• [Document excerpt]:
════

I don't see how Fermi paradox will be affected by life on Titan. Even if its life on it and even if the life type on Titan was common on Titan type planets.

Statistics and entropy. Given life on Earth, I can say with confidence that there is life on Earth. Given life on Earth and on Titan, I can construct a probability distribution that is very heavily slanted towards some form of life being present in nearly every star system. If it was otherwise, finding two planets with life in the same star system would be extremely unlikely. And the type of planet or life form is irrelevant. We just have to be able to exclude common origin via panspermia.

And no, this doesn't tell us that life on Titan-like worlds is likely. That would be true if all we had was a completely random star system and we found life on it on a Titan-like world. No, the crucial statistical quirk here is that there are two distinct origins for two distinct life forms in one star system. Rest is cold statistics.

════

[Stored dataset items]
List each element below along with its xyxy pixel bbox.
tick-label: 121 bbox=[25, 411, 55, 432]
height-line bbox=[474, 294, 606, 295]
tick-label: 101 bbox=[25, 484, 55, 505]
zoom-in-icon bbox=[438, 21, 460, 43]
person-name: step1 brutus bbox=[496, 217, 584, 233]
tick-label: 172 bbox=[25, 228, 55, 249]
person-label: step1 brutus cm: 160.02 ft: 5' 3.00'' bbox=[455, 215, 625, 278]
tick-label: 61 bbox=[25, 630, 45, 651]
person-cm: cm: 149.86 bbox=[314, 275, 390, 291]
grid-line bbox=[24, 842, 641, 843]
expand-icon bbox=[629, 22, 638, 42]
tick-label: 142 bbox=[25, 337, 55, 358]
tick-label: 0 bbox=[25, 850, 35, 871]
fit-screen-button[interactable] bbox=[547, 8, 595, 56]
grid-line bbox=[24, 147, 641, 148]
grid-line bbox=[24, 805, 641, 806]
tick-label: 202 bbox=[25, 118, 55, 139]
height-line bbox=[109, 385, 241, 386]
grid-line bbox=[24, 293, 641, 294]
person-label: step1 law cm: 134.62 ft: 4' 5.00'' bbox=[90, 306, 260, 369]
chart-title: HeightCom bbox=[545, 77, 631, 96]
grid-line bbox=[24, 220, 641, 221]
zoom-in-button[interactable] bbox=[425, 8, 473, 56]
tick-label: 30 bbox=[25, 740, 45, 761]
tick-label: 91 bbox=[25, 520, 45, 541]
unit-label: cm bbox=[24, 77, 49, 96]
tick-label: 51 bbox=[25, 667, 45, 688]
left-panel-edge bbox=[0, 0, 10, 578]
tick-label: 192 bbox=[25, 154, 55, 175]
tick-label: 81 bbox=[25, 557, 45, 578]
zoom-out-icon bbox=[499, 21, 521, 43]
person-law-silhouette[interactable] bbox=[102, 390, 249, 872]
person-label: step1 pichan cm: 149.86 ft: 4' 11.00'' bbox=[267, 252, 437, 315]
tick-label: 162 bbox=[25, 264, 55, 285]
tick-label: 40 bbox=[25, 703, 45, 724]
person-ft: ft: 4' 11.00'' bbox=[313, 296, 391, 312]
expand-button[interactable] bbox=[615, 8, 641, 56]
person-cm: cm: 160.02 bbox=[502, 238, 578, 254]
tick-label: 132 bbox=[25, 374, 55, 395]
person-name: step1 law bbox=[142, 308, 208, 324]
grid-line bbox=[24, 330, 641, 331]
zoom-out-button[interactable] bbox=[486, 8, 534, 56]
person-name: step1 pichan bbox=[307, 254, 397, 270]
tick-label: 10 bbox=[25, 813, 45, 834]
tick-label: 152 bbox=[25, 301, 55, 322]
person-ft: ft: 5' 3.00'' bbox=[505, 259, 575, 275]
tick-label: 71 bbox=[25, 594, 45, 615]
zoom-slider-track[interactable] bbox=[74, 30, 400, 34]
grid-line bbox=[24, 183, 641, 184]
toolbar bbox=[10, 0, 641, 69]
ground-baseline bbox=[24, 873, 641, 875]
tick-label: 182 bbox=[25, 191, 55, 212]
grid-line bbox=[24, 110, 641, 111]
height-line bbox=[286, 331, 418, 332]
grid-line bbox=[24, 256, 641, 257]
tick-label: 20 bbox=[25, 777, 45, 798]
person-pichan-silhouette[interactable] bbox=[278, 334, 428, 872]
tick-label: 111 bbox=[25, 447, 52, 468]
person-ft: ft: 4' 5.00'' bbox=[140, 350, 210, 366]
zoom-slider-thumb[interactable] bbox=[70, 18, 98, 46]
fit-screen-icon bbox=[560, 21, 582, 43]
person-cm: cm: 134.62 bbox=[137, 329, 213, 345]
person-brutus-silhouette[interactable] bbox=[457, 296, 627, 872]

════

In the text on life on Titan, what must be excluded for the statistical argument to work?

A common origin via panspermia.